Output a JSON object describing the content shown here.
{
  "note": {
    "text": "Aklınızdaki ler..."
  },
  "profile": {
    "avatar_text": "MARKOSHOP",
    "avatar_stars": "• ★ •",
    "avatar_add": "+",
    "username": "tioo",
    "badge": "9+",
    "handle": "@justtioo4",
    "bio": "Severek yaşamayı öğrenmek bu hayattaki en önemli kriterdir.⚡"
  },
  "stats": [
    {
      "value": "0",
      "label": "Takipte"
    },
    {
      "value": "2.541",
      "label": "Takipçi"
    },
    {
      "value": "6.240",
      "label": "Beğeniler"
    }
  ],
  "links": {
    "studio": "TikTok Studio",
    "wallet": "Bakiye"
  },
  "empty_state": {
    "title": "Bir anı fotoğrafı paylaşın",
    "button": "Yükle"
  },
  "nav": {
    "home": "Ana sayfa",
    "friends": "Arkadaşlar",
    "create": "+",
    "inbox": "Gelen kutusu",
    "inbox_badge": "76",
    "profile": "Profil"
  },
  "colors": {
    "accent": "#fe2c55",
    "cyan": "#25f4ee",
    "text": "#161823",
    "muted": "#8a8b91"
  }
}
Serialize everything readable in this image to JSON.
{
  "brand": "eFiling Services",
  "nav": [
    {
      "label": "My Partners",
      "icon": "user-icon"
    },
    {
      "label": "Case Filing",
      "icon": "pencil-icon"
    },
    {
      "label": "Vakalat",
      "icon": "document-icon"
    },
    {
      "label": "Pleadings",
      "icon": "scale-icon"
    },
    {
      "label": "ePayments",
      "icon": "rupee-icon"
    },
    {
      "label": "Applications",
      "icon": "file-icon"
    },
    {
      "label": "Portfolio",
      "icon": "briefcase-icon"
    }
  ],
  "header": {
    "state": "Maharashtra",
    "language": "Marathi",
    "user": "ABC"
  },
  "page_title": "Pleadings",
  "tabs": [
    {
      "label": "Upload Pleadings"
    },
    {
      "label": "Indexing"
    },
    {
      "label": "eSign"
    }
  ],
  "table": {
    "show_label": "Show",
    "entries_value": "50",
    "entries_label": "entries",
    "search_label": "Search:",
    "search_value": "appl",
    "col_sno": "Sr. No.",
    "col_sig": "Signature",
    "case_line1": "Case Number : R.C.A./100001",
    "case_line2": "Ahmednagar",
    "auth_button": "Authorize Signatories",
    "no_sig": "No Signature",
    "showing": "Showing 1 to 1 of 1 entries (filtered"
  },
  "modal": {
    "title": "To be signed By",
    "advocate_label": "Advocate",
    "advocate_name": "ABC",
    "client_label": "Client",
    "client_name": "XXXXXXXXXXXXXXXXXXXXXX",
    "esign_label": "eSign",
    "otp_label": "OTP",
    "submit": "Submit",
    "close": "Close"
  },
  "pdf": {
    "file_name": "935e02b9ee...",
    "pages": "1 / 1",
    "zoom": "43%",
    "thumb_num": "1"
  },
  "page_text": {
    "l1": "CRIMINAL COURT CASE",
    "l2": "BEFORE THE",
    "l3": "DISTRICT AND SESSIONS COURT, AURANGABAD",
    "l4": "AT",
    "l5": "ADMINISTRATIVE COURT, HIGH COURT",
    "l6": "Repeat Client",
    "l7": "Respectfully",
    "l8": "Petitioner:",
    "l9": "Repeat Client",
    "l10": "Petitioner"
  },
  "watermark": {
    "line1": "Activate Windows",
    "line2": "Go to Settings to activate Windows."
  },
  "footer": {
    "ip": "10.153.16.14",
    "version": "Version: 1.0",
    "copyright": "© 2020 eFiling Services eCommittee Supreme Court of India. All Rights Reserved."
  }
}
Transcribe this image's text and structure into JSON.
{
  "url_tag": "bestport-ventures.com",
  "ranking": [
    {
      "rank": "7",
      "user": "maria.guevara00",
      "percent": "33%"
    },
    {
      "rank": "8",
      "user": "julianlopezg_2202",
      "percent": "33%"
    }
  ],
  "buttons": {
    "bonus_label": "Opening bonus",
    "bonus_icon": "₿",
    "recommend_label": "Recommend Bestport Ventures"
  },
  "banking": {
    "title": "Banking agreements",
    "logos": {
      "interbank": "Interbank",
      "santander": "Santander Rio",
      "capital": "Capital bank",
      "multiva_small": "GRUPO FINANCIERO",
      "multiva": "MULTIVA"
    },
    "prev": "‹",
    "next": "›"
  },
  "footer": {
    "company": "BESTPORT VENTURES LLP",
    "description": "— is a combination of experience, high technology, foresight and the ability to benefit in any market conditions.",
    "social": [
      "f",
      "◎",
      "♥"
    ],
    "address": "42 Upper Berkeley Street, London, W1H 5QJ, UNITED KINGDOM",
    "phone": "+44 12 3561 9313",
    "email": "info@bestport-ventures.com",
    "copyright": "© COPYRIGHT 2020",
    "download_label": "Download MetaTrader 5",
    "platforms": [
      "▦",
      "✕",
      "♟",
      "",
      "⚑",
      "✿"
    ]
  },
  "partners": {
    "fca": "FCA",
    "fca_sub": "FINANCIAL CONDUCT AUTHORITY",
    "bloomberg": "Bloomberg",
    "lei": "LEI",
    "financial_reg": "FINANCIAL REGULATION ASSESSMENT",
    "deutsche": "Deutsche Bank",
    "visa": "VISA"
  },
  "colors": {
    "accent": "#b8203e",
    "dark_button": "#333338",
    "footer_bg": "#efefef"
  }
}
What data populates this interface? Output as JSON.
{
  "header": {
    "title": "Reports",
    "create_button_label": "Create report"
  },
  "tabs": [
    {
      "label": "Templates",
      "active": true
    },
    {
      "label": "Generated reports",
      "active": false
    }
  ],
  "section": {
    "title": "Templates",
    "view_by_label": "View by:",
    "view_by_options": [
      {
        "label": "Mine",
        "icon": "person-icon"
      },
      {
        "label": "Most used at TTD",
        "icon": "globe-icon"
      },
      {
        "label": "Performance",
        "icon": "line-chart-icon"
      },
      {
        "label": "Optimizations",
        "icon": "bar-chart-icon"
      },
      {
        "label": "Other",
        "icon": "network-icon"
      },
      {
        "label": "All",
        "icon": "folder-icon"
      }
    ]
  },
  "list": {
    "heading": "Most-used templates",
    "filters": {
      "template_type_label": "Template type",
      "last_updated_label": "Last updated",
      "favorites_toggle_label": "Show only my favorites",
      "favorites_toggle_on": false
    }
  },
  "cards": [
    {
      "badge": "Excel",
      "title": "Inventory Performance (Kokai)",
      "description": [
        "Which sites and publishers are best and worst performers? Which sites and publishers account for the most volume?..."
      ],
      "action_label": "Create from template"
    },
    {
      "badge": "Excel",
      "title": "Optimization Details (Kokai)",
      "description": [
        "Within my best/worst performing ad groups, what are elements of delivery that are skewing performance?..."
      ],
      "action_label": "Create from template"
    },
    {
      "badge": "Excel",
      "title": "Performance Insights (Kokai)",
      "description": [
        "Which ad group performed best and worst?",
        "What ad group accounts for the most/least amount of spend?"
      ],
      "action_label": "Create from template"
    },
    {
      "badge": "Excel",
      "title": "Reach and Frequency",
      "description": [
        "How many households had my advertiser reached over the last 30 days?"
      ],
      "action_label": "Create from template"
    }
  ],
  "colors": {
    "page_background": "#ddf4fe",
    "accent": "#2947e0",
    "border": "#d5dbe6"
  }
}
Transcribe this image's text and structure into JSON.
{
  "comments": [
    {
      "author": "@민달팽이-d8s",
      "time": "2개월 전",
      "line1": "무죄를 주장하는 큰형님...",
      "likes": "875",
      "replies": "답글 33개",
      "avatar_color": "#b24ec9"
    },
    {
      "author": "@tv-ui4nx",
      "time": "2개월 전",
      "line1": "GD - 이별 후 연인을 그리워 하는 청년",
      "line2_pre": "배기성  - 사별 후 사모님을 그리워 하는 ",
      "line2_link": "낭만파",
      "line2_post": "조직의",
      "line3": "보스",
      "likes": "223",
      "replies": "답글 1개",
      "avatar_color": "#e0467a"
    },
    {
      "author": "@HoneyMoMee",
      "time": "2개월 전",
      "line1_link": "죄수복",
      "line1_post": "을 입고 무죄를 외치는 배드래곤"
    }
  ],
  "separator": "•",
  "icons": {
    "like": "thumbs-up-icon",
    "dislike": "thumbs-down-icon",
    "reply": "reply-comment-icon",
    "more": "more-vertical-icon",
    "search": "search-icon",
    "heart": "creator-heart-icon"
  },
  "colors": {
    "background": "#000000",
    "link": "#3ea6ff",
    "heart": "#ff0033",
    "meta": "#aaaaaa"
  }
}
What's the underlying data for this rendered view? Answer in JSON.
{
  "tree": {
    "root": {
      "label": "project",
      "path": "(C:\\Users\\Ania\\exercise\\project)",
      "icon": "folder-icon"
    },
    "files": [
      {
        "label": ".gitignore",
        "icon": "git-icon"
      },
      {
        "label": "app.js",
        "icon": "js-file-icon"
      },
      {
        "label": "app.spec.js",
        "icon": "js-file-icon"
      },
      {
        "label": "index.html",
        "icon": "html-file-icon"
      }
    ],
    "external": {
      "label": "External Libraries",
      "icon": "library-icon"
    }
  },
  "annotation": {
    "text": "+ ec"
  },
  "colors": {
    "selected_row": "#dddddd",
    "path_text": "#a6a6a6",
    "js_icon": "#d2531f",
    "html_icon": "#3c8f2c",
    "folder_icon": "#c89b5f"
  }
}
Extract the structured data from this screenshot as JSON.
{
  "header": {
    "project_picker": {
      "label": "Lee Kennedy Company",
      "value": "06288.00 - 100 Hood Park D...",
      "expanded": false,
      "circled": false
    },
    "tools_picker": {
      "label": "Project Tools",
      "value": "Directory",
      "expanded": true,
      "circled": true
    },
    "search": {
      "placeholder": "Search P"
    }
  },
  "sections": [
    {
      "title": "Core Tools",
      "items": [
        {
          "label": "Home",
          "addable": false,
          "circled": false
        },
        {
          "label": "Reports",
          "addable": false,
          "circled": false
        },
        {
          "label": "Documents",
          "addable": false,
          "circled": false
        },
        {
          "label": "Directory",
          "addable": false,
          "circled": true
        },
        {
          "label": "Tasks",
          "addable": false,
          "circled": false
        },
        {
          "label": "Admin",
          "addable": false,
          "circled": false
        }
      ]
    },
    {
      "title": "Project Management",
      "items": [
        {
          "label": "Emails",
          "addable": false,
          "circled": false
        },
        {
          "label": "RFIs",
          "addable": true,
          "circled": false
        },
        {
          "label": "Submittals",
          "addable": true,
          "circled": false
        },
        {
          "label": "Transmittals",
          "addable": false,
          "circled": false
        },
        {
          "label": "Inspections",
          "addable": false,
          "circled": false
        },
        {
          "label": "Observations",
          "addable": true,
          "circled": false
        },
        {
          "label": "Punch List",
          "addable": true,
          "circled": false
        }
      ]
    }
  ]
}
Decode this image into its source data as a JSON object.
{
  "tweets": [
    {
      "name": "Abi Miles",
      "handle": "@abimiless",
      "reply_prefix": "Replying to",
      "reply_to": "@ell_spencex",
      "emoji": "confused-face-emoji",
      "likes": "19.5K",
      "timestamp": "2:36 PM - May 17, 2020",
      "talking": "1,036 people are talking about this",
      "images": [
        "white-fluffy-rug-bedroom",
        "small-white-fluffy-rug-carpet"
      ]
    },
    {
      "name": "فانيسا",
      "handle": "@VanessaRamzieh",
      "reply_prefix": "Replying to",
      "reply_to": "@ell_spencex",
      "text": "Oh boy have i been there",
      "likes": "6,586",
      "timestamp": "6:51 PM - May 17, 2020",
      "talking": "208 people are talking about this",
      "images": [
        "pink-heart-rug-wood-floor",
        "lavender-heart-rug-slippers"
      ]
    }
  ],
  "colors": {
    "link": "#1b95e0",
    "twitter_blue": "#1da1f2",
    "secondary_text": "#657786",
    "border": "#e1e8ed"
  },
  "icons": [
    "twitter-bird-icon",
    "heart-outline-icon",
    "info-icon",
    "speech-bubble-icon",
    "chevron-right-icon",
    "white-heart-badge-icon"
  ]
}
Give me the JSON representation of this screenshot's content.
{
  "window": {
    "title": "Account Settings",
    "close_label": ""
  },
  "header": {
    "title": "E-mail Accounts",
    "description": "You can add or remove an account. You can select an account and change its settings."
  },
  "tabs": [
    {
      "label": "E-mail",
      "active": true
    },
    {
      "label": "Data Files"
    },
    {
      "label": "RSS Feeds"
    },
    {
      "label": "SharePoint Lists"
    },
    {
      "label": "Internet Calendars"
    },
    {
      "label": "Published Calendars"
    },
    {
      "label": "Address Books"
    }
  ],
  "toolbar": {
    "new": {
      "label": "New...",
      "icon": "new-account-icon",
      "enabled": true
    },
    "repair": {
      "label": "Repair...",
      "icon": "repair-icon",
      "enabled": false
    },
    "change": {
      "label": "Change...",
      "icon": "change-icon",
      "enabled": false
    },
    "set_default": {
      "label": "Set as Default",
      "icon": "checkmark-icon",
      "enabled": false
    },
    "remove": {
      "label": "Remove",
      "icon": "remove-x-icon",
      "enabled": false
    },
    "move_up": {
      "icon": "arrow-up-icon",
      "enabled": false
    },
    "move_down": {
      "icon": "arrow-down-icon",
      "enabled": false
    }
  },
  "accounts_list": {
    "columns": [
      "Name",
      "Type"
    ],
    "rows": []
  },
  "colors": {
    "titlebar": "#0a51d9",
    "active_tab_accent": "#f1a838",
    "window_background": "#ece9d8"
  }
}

====

### TASK BRIEF
Copy each line of the listing in which the word "thumbs" can be found.

### EXPECTED OUTPUT
    "like": "thumbs-up-icon",
    "dislike": "thumbs-down-icon",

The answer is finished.